***** Data for the task *****

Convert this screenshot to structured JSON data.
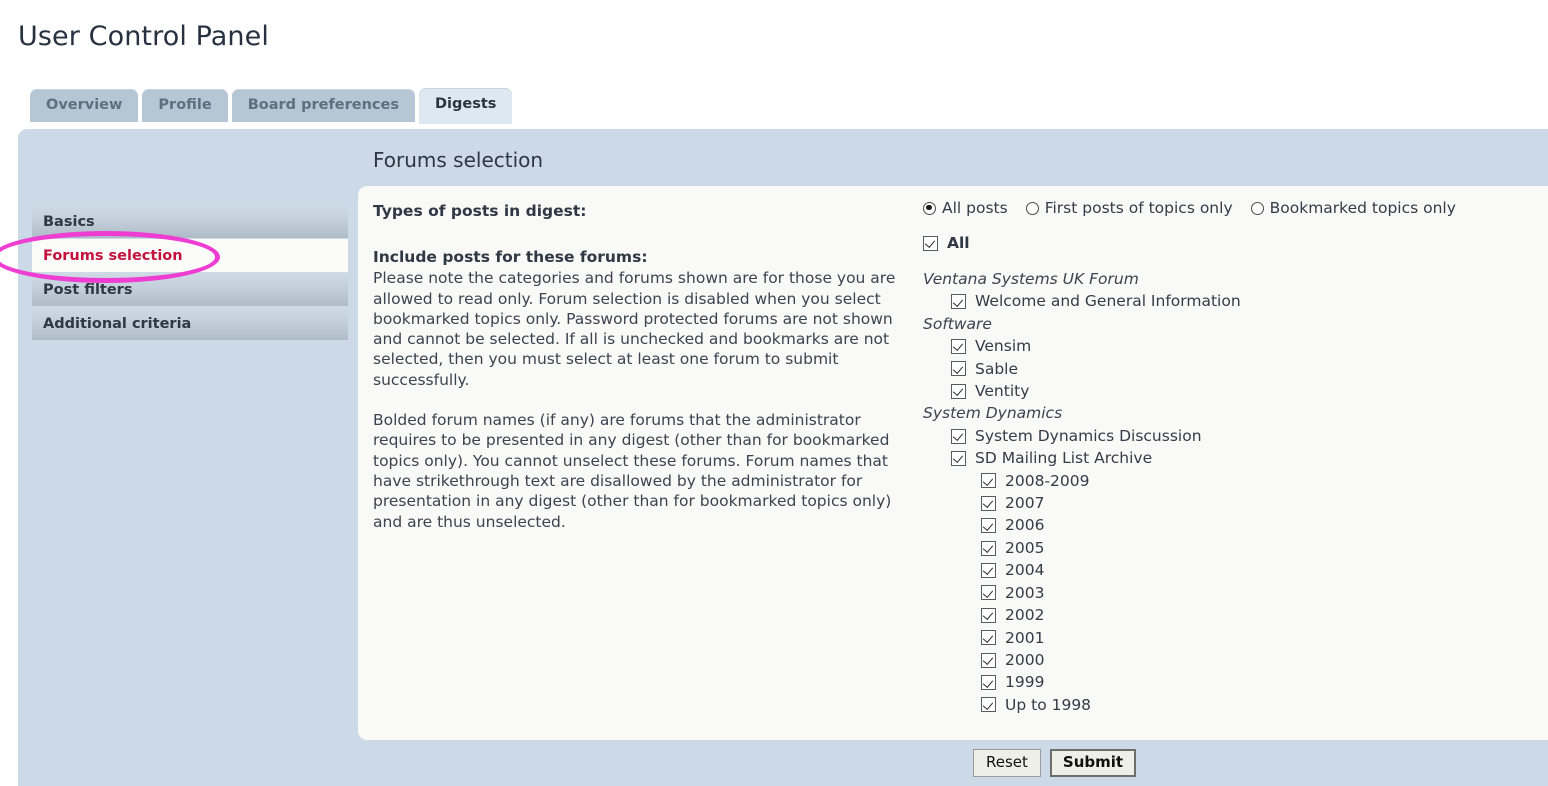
{
  "page": {
    "title": "User Control Panel"
  },
  "tabs": [
    {
      "label": "Overview",
      "active": false
    },
    {
      "label": "Profile",
      "active": false
    },
    {
      "label": "Board preferences",
      "active": false
    },
    {
      "label": "Digests",
      "active": true
    }
  ],
  "section": {
    "title": "Forums selection"
  },
  "sidenav": {
    "items": [
      {
        "label": "Basics",
        "active": false
      },
      {
        "label": "Forums selection",
        "active": true
      },
      {
        "label": "Post filters",
        "active": false
      },
      {
        "label": "Additional criteria",
        "active": false
      }
    ]
  },
  "annotation": {
    "shape": "ellipse",
    "color": "#ee3ed2",
    "target": "Forums selection"
  },
  "form": {
    "post_types_label": "Types of posts in digest:",
    "include_forums_label": "Include posts for these forums:",
    "paragraph_1": "Please note the categories and forums shown are for those you are allowed to read only. Forum selection is disabled when you select bookmarked topics only. Password protected forums are not shown and cannot be selected. If all is unchecked and bookmarks are not selected, then you must select at least one forum to submit successfully.",
    "paragraph_2": "Bolded forum names (if any) are forums that the administrator requires to be presented in any digest (other than for bookmarked topics only). You cannot unselect these forums. Forum names that have strikethrough text are disallowed by the administrator for presentation in any digest (other than for bookmarked topics only) and are thus unselected.",
    "post_type_options": [
      {
        "label": "All posts",
        "selected": true
      },
      {
        "label": "First posts of topics only",
        "selected": false
      },
      {
        "label": "Bookmarked topics only",
        "selected": false
      }
    ],
    "all_checkbox": {
      "label": "All",
      "checked": true
    }
  },
  "forum_tree": [
    {
      "category": "Ventana Systems UK Forum",
      "forums": [
        {
          "label": "Welcome and General Information",
          "checked": true,
          "level": 1
        }
      ]
    },
    {
      "category": "Software",
      "forums": [
        {
          "label": "Vensim",
          "checked": true,
          "level": 1
        },
        {
          "label": "Sable",
          "checked": true,
          "level": 1
        },
        {
          "label": "Ventity",
          "checked": true,
          "level": 1
        }
      ]
    },
    {
      "category": "System Dynamics",
      "forums": [
        {
          "label": "System Dynamics Discussion",
          "checked": true,
          "level": 1
        },
        {
          "label": "SD Mailing List Archive",
          "checked": true,
          "level": 1
        },
        {
          "label": "2008-2009",
          "checked": true,
          "level": 2
        },
        {
          "label": "2007",
          "checked": true,
          "level": 2
        },
        {
          "label": "2006",
          "checked": true,
          "level": 2
        },
        {
          "label": "2005",
          "checked": true,
          "level": 2
        },
        {
          "label": "2004",
          "checked": true,
          "level": 2
        },
        {
          "label": "2003",
          "checked": true,
          "level": 2
        },
        {
          "label": "2002",
          "checked": true,
          "level": 2
        },
        {
          "label": "2001",
          "checked": true,
          "level": 2
        },
        {
          "label": "2000",
          "checked": true,
          "level": 2
        },
        {
          "label": "1999",
          "checked": true,
          "level": 2
        },
        {
          "label": "Up to 1998",
          "checked": true,
          "level": 2
        }
      ]
    }
  ],
  "footer": {
    "reset_label": "Reset",
    "submit_label": "Submit"
  }
}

*****

Objective: Every record above should come back exactly, but without its pictures.

Finished answer:
Convert this screenshot to structured JSON data.
{
  "page": {
    "title": "User Control Panel"
  },
  "tabs": [
    {
      "label": "Overview",
      "active": false
    },
    {
      "label": "Profile",
      "active": false
    },
    {
      "label": "Board preferences",
      "active": false
    },
    {
      "label": "Digests",
      "active": true
    }
  ],
  "section": {
    "title": "Forums selection"
  },
  "sidenav": {
    "items": [
      {
        "label": "Basics",
        "active": false
      },
      {
        "label": "Forums selection",
        "active": true
      },
      {
        "label": "Post filters",
        "active": false
      },
      {
        "label": "Additional criteria",
        "active": false
      }
    ]
  },
  "annotation": {
    "shape": "ellipse",
    "color": "#ee3ed2",
    "target": "Forums selection"
  },
  "form": {
    "post_types_label": "Types of posts in digest:",
    "include_forums_label": "Include posts for these forums:",
    "paragraph_1": "Please note the categories and forums shown are for those you are allowed to read only. Forum selection is disabled when you select bookmarked topics only. Password protected forums are not shown and cannot be selected. If all is unchecked and bookmarks are not selected, then you must select at least one forum to submit successfully.",
    "paragraph_2": "Bolded forum names (if any) are forums that the administrator requires to be presented in any digest (other than for bookmarked topics only). You cannot unselect these forums. Forum names that have strikethrough text are disallowed by the administrator for presentation in any digest (other than for bookmarked topics only) and are thus unselected.",
    "post_type_options": [
      {
        "label": "All posts",
        "selected": true
      },
      {
        "label": "First posts of topics only",
        "selected": false
      },
      {
        "label": "Bookmarked topics only",
        "selected": false
      }
    ],
    "all_checkbox": {
      "label": "All",
      "checked": true
    }
  },
  "forum_tree": [
    {
      "category": "Ventana Systems UK Forum",
      "forums": [
        {
          "label": "Welcome and General Information",
          "checked": true,
          "level": 1
        }
      ]
    },
    {
      "category": "Software",
      "forums": [
        {
          "label": "Vensim",
          "checked": true,
          "level": 1
        },
        {
          "label": "Sable",
          "checked": true,
          "level": 1
        },
        {
          "label": "Ventity",
          "checked": true,
          "level": 1
        }
      ]
    },
    {
      "category": "System Dynamics",
      "forums": [
        {
          "label": "System Dynamics Discussion",
          "checked": true,
          "level": 1
        },
        {
          "label": "SD Mailing List Archive",
          "checked": true,
          "level": 1
        },
        {
          "label": "2008-2009",
          "checked": true,
          "level": 2
        },
        {
          "label": "2007",
          "checked": true,
          "level": 2
        },
        {
          "label": "2006",
          "checked": true,
          "level": 2
        },
        {
          "label": "2005",
          "checked": true,
          "level": 2
        },
        {
          "label": "2004",
          "checked": true,
          "level": 2
        },
        {
          "label": "2003",
          "checked": true,
          "level": 2
        },
        {
          "label": "2002",
          "checked": true,
          "level": 2
        },
        {
          "label": "2001",
          "checked": true,
          "level": 2
        },
        {
          "label": "2000",
          "checked": true,
          "level": 2
        },
        {
          "label": "1999",
          "checked": true,
          "level": 2
        },
        {
          "label": "Up to 1998",
          "checked": true,
          "level": 2
        }
      ]
    }
  ],
  "footer": {
    "reset_label": "Reset",
    "submit_label": "Submit"
  }
}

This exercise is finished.